-- Exercise objective --
Wherever the word "μέσα" appears in the entries, copy the whole line.

###

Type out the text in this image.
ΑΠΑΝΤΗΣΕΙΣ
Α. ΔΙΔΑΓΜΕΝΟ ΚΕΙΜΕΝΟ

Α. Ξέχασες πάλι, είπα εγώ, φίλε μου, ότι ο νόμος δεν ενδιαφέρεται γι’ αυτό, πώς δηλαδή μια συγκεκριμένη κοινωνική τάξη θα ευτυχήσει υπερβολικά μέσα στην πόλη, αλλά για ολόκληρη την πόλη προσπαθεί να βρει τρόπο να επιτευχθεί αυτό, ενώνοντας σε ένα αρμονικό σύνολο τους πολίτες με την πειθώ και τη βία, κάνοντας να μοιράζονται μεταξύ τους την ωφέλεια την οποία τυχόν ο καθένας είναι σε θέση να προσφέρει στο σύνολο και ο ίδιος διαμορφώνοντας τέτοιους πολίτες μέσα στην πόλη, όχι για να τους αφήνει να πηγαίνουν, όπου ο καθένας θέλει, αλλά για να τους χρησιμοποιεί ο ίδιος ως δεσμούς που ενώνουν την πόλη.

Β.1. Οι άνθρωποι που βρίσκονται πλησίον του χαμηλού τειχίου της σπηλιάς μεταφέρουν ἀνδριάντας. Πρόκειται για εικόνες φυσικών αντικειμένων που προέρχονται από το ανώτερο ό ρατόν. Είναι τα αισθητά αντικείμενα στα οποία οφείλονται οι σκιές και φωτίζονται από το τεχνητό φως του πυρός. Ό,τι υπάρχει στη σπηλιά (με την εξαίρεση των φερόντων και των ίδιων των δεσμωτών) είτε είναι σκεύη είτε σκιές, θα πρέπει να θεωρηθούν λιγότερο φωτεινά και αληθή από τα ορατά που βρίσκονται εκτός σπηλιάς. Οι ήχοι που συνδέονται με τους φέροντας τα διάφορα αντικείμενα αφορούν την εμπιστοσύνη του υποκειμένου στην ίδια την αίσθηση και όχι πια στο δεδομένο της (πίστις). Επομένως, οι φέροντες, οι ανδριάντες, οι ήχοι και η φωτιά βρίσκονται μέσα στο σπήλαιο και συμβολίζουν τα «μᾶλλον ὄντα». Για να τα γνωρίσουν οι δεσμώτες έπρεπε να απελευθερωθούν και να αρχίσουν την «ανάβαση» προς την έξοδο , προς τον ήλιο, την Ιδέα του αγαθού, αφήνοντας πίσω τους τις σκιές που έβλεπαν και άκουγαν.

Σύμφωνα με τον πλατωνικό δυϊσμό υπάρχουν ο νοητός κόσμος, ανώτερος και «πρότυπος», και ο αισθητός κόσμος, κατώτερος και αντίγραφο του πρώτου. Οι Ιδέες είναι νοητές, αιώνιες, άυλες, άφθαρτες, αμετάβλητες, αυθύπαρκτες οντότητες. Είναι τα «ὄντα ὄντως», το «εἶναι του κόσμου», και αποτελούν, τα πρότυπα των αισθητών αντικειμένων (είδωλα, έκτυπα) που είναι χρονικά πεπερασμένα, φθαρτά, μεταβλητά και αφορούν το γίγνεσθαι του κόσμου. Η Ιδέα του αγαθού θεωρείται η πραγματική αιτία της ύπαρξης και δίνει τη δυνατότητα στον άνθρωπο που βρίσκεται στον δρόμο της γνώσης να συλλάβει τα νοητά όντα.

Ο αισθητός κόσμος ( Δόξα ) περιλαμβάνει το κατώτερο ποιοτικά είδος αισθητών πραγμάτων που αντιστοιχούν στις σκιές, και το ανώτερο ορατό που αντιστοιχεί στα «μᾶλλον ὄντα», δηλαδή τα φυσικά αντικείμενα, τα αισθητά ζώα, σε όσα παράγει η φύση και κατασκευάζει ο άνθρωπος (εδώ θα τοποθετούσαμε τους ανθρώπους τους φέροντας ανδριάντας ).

###

-- Solution for this exercise --
Α. Ξέχασες πάλι, είπα εγώ, φίλε μου, ότι ο νόμος δεν ενδιαφέρεται γι’ αυτό, πώς δηλαδή μια συγκεκριμένη κοινωνική τάξη θα ευτυχήσει υπερβολικά μέσα στην πόλη, αλλά για ολόκληρη την πόλη προσπαθεί να βρει τρόπο να επιτευχθεί αυτό, ενώνοντας σε ένα αρμονικό σύνολο τους πολίτες με την πειθώ και τη βία, κάνοντας να μοιράζονται μεταξύ τους την ωφέλεια την οποία τυχόν ο καθένας είναι σε θέση να προσφέρει στο σύνολο και ο ίδιος διαμορφώνοντας τέτοιους πολίτες μέσα στην πόλη, όχι για να τους αφήνει να πηγαίνουν, όπου ο καθένας θέλει, αλλά για να τους χρησιμοποιεί ο ίδιος ως δεσμούς που ενώνουν την πόλη.
Β.1. Οι άνθρωποι που βρίσκονται πλησίον του χαμηλού τειχίου της σπηλιάς μεταφέρουν ἀνδριάντας. Πρόκειται για εικόνες φυσικών αντικειμένων που προέρχονται από το ανώτερο ό ρατόν. Είναι τα αισθητά αντικείμενα στα οποία οφείλονται οι σκιές και φωτίζονται από το τεχνητό φως του πυρός. Ό,τι υπάρχει στη σπηλιά (με την εξαίρεση των φερόντων και των ίδιων των δεσμωτών) είτε είναι σκεύη είτε σκιές, θα πρέπει να θεωρηθούν λιγότερο φωτεινά και αληθή από τα ορατά που βρίσκονται εκτός σπηλιάς. Οι ήχοι που συνδέονται με τους φέροντας τα διάφορα αντικείμενα αφορούν την εμπιστοσύνη του υποκειμένου στην ίδια την αίσθηση και όχι πια στο δεδομένο της (πίστις). Επομένως, οι φέροντες, οι ανδριάντες, οι ήχοι και η φωτιά βρίσκονται μέσα στο σπήλαιο και συμβολίζουν τα «μᾶλλον ὄντα». Για να τα γνωρίσουν οι δεσμώτες έπρεπε να απελευθερωθούν και να αρχίσουν την «ανάβαση» προς την έξοδο , προς τον ήλιο, την Ιδέα του αγαθού, αφήνοντας πίσω τους τις σκιές που έβλεπαν και άκουγαν.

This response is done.